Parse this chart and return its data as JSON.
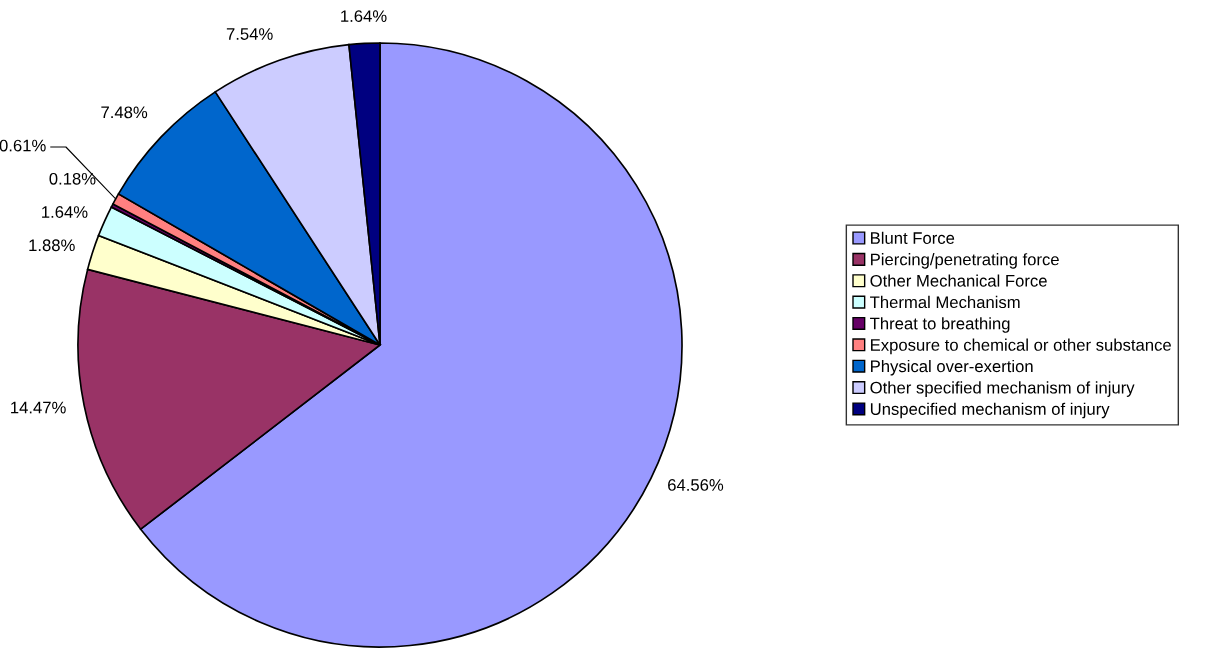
{
  "chart_data": {
    "type": "pie",
    "categories": [
      "Blunt Force",
      "Piercing/penetrating force",
      "Other Mechanical Force",
      "Thermal Mechanism",
      "Threat to breathing",
      "Exposure to chemical or other substance",
      "Physical over-exertion",
      "Other specified mechanism of injury",
      "Unspecified mechanism of injury"
    ],
    "values": [
      64.56,
      14.47,
      1.88,
      1.64,
      0.18,
      0.61,
      7.48,
      7.54,
      1.64
    ],
    "colors": [
      "#9999ff",
      "#993366",
      "#ffffcc",
      "#ccffff",
      "#660066",
      "#ff8080",
      "#0066cc",
      "#ccccff",
      "#000080"
    ],
    "value_labels": [
      "64.56%",
      "14.47%",
      "1.88%",
      "1.64%",
      "0.18%",
      "0.61%",
      "7.48%",
      "7.54%",
      "1.64%"
    ],
    "legend": "right"
  }
}
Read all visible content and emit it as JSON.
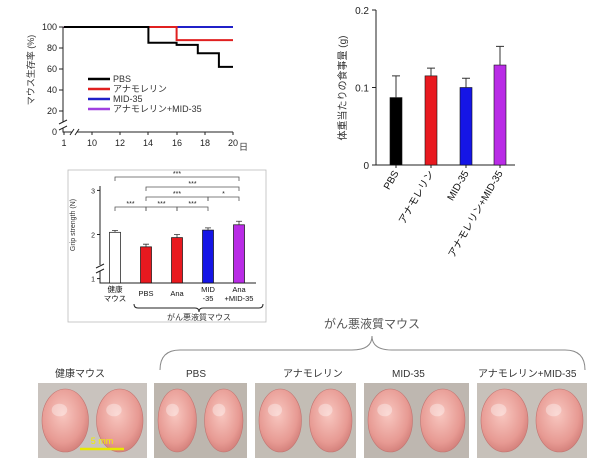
{
  "chart_data": [
    {
      "type": "line",
      "subtype": "step-survival",
      "ylabel": "マウス生存率 (%)",
      "xlabel_unit": "日",
      "x_ticks": [
        "1",
        "10",
        "12",
        "14",
        "16",
        "18",
        "20"
      ],
      "y_ticks": [
        "0",
        "20",
        "40",
        "60",
        "80",
        "100"
      ],
      "xlim": [
        8,
        20
      ],
      "ylim": [
        0,
        100
      ],
      "axis_breaks": [
        "x",
        "y"
      ],
      "series": [
        {
          "name": "PBS",
          "color": "#000000",
          "x": [
            8,
            14,
            14,
            16,
            16,
            17.5,
            17.5,
            19,
            19,
            20
          ],
          "y": [
            100,
            100,
            85,
            85,
            83,
            83,
            75,
            75,
            62,
            62
          ]
        },
        {
          "name": "アナモレリン",
          "color": "#e02020",
          "x": [
            8,
            16,
            16,
            20
          ],
          "y": [
            100,
            100,
            87.5,
            87.5
          ]
        },
        {
          "name": "MID-35",
          "color": "#2020c8",
          "x": [
            8,
            20
          ],
          "y": [
            100,
            100
          ]
        },
        {
          "name": "アナモレリン+MID-35",
          "color": "#a040e0",
          "x": [
            8,
            20
          ],
          "y": [
            100,
            100
          ]
        }
      ]
    },
    {
      "type": "bar",
      "ylabel": "体重当たりの食事量 (g)",
      "categories": [
        "PBS",
        "アナモレリン",
        "MID-35",
        "アナモレリン+MID-35"
      ],
      "values": [
        0.087,
        0.115,
        0.1,
        0.129
      ],
      "errors": [
        0.028,
        0.01,
        0.012,
        0.024
      ],
      "colors": [
        "#000000",
        "#e8191f",
        "#1515e6",
        "#b92ce6"
      ],
      "y_ticks": [
        "0",
        "0.1",
        "0.2"
      ],
      "ylim": [
        0,
        0.2
      ]
    },
    {
      "type": "bar",
      "ylabel": "Grip strength (N)",
      "categories": [
        "健康\nマウス",
        "PBS",
        "Ana",
        "MID\n-35",
        "Ana\n+MID-35"
      ],
      "values": [
        2.05,
        1.72,
        1.93,
        2.1,
        2.22
      ],
      "errors": [
        0.04,
        0.06,
        0.07,
        0.05,
        0.08
      ],
      "colors": [
        "#ffffff",
        "#e8191f",
        "#e8191f",
        "#1515e6",
        "#b92ce6"
      ],
      "y_ticks": [
        "1",
        "2",
        "3"
      ],
      "ylim": [
        0.9,
        3.1
      ],
      "group_label": "がん悪液質マウス",
      "significance": [
        {
          "from": 0,
          "to": 1,
          "label": "***"
        },
        {
          "from": 1,
          "to": 2,
          "label": "***"
        },
        {
          "from": 2,
          "to": 3,
          "label": "***"
        },
        {
          "from": 1,
          "to": 3,
          "label": "***"
        },
        {
          "from": 3,
          "to": 4,
          "label": "*"
        },
        {
          "from": 1,
          "to": 4,
          "label": "***"
        },
        {
          "from": 0,
          "to": 4,
          "label": "***"
        }
      ]
    }
  ],
  "photos": {
    "group_title": "がん悪液質マウス",
    "labels": [
      "健康マウス",
      "PBS",
      "アナモレリン",
      "MID-35",
      "アナモレリン+MID-35"
    ],
    "scale_bar": "5 mm"
  }
}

▶ [What is being asked]: What is the number of lines in the data that hold the string "JSON"? Answer with the number only.

▶ [Task result]: 2